Extract every line that includes the string "culture".

Excerpt from a dataset:
Start

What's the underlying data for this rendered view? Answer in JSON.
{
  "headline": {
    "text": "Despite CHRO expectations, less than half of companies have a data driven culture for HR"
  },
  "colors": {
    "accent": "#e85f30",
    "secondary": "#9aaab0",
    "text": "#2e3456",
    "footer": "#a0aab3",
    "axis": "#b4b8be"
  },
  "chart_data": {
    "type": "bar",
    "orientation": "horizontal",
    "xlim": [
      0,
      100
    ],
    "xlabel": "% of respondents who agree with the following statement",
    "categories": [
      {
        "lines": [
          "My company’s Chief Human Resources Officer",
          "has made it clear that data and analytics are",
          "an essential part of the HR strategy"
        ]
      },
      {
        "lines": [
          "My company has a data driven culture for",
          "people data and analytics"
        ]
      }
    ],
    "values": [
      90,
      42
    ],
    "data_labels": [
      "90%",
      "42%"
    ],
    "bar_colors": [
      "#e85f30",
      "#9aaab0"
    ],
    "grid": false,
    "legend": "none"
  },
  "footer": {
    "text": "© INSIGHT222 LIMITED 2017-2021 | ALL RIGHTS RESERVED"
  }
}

End

> _Solution to this task_
    "text": "Despite CHRO expectations, less than half of companies have a data driven culture for HR"
          "My company has a data driven culture for",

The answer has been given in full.